**WHAT IS ASKED:**
Return the complete listing that follows, with each line reproduced exactly.

[Entries with figure data]
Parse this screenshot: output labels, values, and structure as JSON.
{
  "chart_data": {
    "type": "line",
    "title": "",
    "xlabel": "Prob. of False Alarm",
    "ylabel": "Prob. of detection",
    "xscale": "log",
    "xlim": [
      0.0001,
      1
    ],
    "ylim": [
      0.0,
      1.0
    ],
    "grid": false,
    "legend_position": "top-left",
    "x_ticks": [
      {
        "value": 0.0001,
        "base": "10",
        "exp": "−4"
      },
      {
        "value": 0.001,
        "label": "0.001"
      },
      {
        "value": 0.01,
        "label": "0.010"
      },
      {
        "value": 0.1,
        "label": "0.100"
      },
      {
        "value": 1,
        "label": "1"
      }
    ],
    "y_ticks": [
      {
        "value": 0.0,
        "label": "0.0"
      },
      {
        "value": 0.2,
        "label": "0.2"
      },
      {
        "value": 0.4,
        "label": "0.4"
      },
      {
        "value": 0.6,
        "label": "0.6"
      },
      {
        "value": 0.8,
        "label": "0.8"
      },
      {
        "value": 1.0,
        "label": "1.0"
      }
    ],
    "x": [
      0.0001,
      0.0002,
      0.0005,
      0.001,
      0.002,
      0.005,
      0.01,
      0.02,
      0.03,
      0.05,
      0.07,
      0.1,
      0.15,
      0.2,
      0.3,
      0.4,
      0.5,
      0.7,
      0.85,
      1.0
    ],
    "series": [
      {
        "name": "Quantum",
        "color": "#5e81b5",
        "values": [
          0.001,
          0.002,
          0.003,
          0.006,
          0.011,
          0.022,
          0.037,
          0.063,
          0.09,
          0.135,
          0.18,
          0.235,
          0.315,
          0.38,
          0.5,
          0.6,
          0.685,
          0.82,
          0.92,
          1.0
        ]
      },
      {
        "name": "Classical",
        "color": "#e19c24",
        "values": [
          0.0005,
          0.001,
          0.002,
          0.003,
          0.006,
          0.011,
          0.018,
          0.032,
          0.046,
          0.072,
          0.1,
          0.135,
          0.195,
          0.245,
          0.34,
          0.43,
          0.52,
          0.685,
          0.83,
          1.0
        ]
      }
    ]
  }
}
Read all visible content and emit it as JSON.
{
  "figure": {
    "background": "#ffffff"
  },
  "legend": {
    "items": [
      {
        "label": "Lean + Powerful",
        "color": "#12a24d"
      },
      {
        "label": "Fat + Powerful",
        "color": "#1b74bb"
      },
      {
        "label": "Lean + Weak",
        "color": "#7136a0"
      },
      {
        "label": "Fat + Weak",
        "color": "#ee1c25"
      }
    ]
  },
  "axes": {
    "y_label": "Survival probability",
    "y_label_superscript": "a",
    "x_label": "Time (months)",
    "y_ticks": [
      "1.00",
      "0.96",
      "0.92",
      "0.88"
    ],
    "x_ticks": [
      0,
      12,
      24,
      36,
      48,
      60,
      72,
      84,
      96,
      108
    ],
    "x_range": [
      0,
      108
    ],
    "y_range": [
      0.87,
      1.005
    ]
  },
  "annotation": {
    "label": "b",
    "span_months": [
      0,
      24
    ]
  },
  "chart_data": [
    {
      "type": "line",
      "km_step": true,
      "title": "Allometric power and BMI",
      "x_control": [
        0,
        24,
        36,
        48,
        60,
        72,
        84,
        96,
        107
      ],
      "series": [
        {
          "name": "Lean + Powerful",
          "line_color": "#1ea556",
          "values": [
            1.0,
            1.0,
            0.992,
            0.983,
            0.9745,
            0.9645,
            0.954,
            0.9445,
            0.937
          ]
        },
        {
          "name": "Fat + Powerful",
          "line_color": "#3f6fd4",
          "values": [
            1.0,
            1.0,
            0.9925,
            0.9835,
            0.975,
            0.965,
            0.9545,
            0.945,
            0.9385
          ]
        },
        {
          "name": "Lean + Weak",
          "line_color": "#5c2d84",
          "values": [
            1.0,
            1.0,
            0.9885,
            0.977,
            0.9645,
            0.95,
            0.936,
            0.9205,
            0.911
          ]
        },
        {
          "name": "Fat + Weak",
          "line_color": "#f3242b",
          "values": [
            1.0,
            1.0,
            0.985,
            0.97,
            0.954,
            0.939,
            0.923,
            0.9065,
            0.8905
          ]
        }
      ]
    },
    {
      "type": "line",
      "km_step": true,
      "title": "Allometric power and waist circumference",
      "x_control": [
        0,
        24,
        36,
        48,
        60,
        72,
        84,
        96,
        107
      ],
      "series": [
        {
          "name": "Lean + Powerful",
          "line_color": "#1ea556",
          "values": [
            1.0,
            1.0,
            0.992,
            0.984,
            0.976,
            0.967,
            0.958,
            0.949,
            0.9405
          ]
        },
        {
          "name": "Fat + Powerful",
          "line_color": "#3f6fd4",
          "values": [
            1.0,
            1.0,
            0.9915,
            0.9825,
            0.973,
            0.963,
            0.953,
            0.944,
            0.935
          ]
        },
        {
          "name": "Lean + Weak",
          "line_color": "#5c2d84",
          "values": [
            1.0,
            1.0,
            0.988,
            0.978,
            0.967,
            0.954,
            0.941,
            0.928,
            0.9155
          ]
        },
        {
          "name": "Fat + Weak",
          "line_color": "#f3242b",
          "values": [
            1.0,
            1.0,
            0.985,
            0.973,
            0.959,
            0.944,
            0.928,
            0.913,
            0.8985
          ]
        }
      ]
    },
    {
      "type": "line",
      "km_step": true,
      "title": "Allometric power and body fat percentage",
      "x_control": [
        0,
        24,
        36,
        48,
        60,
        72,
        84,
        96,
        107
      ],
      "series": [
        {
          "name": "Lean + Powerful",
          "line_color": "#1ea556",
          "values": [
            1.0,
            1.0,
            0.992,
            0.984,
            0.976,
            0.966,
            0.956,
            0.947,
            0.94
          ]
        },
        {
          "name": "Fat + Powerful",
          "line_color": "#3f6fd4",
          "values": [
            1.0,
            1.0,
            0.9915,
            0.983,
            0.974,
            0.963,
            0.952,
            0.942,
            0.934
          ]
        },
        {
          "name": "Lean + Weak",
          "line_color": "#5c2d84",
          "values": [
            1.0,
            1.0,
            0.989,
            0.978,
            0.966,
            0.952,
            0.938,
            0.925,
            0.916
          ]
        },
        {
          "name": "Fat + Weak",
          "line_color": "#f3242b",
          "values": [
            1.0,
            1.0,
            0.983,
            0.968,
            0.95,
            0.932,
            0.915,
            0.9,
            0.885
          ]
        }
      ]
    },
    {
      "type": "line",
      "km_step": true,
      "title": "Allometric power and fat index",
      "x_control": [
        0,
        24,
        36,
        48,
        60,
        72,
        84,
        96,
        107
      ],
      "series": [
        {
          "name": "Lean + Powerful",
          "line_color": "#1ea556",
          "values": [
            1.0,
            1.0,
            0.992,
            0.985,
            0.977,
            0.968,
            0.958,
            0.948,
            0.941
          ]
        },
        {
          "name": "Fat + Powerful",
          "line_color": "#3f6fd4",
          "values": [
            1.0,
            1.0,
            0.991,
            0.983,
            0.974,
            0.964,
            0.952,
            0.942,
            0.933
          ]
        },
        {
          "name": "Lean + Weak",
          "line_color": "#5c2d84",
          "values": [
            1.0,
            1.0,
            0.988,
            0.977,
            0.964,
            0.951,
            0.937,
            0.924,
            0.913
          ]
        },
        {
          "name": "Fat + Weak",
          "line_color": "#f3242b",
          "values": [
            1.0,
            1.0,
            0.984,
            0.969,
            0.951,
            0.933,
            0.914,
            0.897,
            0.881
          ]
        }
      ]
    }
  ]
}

**RIGHT ANSWER:**
Parse this screenshot: output labels, values, and structure as JSON.
{
  "chart_data": {
    "type": "line",
    "title": "",
    "xlabel": "Prob. of False Alarm",
    "ylabel": "Prob. of detection",
    "xscale": "log",
    "xlim": [
      0.0001,
      1
    ],
    "ylim": [
      0.0,
      1.0
    ],
    "grid": false,
    "legend_position": "top-left",
    "x_ticks": [
      {
        "value": 0.0001,
        "base": "10",
        "exp": "−4"
      },
      {
        "value": 0.001,
        "label": "0.001"
      },
      {
        "value": 0.01,
        "label": "0.010"
      },
      {
        "value": 0.1,
        "label": "0.100"
      },
      {
        "value": 1,
        "label": "1"
      }
    ],
    "y_ticks": [
      {
        "value": 0.0,
        "label": "0.0"
      },
      {
        "value": 0.2,
        "label": "0.2"
      },
      {
        "value": 0.4,
        "label": "0.4"
      },
      {
        "value": 0.6,
        "label": "0.6"
      },
      {
        "value": 0.8,
        "label": "0.8"
      },
      {
        "value": 1.0,
        "label": "1.0"
      }
    ],
    "x": [
      0.0001,
      0.0002,
      0.0005,
      0.001,
      0.002,
      0.005,
      0.01,
      0.02,
      0.03,
      0.05,
      0.07,
      0.1,
      0.15,
      0.2,
      0.3,
      0.4,
      0.5,
      0.7,
      0.85,
      1.0
    ],
    "series": [
      {
        "name": "Quantum",
        "color": "#5e81b5",
        "values": [
          0.001,
          0.002,
          0.003,
          0.006,
          0.011,
          0.022,
          0.037,
          0.063,
          0.09,
          0.135,
          0.18,
          0.235,
          0.315,
          0.38,
          0.5,
          0.6,
          0.685,
          0.82,
          0.92,
          1.0
        ]
      },
      {
        "name": "Classical",
        "color": "#e19c24",
        "values": [
          0.0005,
          0.001,
          0.002,
          0.003,
          0.006,
          0.011,
          0.018,
          0.032,
          0.046,
          0.072,
          0.1,
          0.135,
          0.195,
          0.245,
          0.34,
          0.43,
          0.52,
          0.685,
          0.83,
          1.0
        ]
      }
    ]
  }
}
Read all visible content and emit it as JSON.
{
  "figure": {
    "background": "#ffffff"
  },
  "legend": {
    "items": [
      {
        "label": "Lean + Powerful",
        "color": "#12a24d"
      },
      {
        "label": "Fat + Powerful",
        "color": "#1b74bb"
      },
      {
        "label": "Lean + Weak",
        "color": "#7136a0"
      },
      {
        "label": "Fat + Weak",
        "color": "#ee1c25"
      }
    ]
  },
  "axes": {
    "y_label": "Survival probability",
    "y_label_superscript": "a",
    "x_label": "Time (months)",
    "y_ticks": [
      "1.00",
      "0.96",
      "0.92",
      "0.88"
    ],
    "x_ticks": [
      0,
      12,
      24,
      36,
      48,
      60,
      72,
      84,
      96,
      108
    ],
    "x_range": [
      0,
      108
    ],
    "y_range": [
      0.87,
      1.005
    ]
  },
  "annotation": {
    "label": "b",
    "span_months": [
      0,
      24
    ]
  },
  "chart_data": [
    {
      "type": "line",
      "km_step": true,
      "title": "Allometric power and BMI",
      "x_control": [
        0,
        24,
        36,
        48,
        60,
        72,
        84,
        96,
        107
      ],
      "series": [
        {
          "name": "Lean + Powerful",
          "line_color": "#1ea556",
          "values": [
            1.0,
            1.0,
            0.992,
            0.983,
            0.9745,
            0.9645,
            0.954,
            0.9445,
            0.937
          ]
        },
        {
          "name": "Fat + Powerful",
          "line_color": "#3f6fd4",
          "values": [
            1.0,
            1.0,
            0.9925,
            0.9835,
            0.975,
            0.965,
            0.9545,
            0.945,
            0.9385
          ]
        },
        {
          "name": "Lean + Weak",
          "line_color": "#5c2d84",
          "values": [
            1.0,
            1.0,
            0.9885,
            0.977,
            0.9645,
            0.95,
            0.936,
            0.9205,
            0.911
          ]
        },
        {
          "name": "Fat + Weak",
          "line_color": "#f3242b",
          "values": [
            1.0,
            1.0,
            0.985,
            0.97,
            0.954,
            0.939,
            0.923,
            0.9065,
            0.8905
          ]
        }
      ]
    },
    {
      "type": "line",
      "km_step": true,
      "title": "Allometric power and waist circumference",
      "x_control": [
        0,
        24,
        36,
        48,
        60,
        72,
        84,
        96,
        107
      ],
      "series": [
        {
          "name": "Lean + Powerful",
          "line_color": "#1ea556",
          "values": [
            1.0,
            1.0,
            0.992,
            0.984,
            0.976,
            0.967,
            0.958,
            0.949,
            0.9405
          ]
        },
        {
          "name": "Fat + Powerful",
          "line_color": "#3f6fd4",
          "values": [
            1.0,
            1.0,
            0.9915,
            0.9825,
            0.973,
            0.963,
            0.953,
            0.944,
            0.935
          ]
        },
        {
          "name": "Lean + Weak",
          "line_color": "#5c2d84",
          "values": [
            1.0,
            1.0,
            0.988,
            0.978,
            0.967,
            0.954,
            0.941,
            0.928,
            0.9155
          ]
        },
        {
          "name": "Fat + Weak",
          "line_color": "#f3242b",
          "values": [
            1.0,
            1.0,
            0.985,
            0.973,
            0.959,
            0.944,
            0.928,
            0.913,
            0.8985
          ]
        }
      ]
    },
    {
      "type": "line",
      "km_step": true,
      "title": "Allometric power and body fat percentage",
      "x_control": [
        0,
        24,
        36,
        48,
        60,
        72,
        84,
        96,
        107
      ],
      "series": [
        {
          "name": "Lean + Powerful",
          "line_color": "#1ea556",
          "values": [
            1.0,
            1.0,
            0.992,
            0.984,
            0.976,
            0.966,
            0.956,
            0.947,
            0.94
          ]
        },
        {
          "name": "Fat + Powerful",
          "line_color": "#3f6fd4",
          "values": [
            1.0,
            1.0,
            0.9915,
            0.983,
            0.974,
            0.963,
            0.952,
            0.942,
            0.934
          ]
        },
        {
          "name": "Lean + Weak",
          "line_color": "#5c2d84",
          "values": [
            1.0,
            1.0,
            0.989,
            0.978,
            0.966,
            0.952,
            0.938,
            0.925,
            0.916
          ]
        },
        {
          "name": "Fat + Weak",
          "line_color": "#f3242b",
          "values": [
            1.0,
            1.0,
            0.983,
            0.968,
            0.95,
            0.932,
            0.915,
            0.9,
            0.885
          ]
        }
      ]
    },
    {
      "type": "line",
      "km_step": true,
      "title": "Allometric power and fat index",
      "x_control": [
        0,
        24,
        36,
        48,
        60,
        72,
        84,
        96,
        107
      ],
      "series": [
        {
          "name": "Lean + Powerful",
          "line_color": "#1ea556",
          "values": [
            1.0,
            1.0,
            0.992,
            0.985,
            0.977,
            0.968,
            0.958,
            0.948,
            0.941
          ]
        },
        {
          "name": "Fat + Powerful",
          "line_color": "#3f6fd4",
          "values": [
            1.0,
            1.0,
            0.991,
            0.983,
            0.974,
            0.964,
            0.952,
            0.942,
            0.933
          ]
        },
        {
          "name": "Lean + Weak",
          "line_color": "#5c2d84",
          "values": [
            1.0,
            1.0,
            0.988,
            0.977,
            0.964,
            0.951,
            0.937,
            0.924,
            0.913
          ]
        },
        {
          "name": "Fat + Weak",
          "line_color": "#f3242b",
          "values": [
            1.0,
            1.0,
            0.984,
            0.969,
            0.951,
            0.933,
            0.914,
            0.897,
            0.881
          ]
        }
      ]
    }
  ]
}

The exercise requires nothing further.